(Structured figure records)

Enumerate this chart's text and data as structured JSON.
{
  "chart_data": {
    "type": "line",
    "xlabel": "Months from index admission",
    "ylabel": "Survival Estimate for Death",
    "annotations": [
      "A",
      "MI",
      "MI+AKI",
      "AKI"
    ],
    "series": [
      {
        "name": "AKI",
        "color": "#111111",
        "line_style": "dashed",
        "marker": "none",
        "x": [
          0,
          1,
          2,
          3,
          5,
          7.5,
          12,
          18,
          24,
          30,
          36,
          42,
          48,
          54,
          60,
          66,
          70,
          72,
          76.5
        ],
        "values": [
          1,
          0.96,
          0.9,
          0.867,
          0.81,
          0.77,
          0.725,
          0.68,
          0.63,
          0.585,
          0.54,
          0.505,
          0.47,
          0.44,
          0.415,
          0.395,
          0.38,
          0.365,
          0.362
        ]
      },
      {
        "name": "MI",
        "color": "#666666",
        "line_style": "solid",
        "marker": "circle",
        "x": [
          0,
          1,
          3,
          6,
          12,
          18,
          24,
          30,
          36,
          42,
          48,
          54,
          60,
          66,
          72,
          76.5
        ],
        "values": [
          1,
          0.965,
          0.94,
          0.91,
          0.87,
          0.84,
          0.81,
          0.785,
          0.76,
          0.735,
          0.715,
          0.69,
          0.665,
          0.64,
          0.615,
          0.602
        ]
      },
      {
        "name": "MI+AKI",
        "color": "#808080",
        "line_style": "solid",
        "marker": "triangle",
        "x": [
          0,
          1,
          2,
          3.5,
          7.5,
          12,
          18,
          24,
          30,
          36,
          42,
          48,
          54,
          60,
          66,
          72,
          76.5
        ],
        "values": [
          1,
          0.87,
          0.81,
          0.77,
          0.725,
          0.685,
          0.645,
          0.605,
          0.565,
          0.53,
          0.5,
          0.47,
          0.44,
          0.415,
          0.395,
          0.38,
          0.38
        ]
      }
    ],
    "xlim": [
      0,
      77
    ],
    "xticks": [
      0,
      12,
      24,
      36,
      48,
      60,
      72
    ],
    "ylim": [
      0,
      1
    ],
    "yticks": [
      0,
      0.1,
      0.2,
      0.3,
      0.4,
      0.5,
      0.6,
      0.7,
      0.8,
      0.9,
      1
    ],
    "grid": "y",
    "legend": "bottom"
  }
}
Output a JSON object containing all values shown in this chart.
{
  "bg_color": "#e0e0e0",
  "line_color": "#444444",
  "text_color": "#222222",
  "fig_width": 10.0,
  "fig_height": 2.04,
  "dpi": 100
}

» **INSTRUCTIONS FOR THE TASK**: Search the entries for the word "marker" and gather every line where it appears.

» **RESULT FOR THIS TASK**:
        "marker": "none",
        "marker": "circle",
        "marker": "triangle",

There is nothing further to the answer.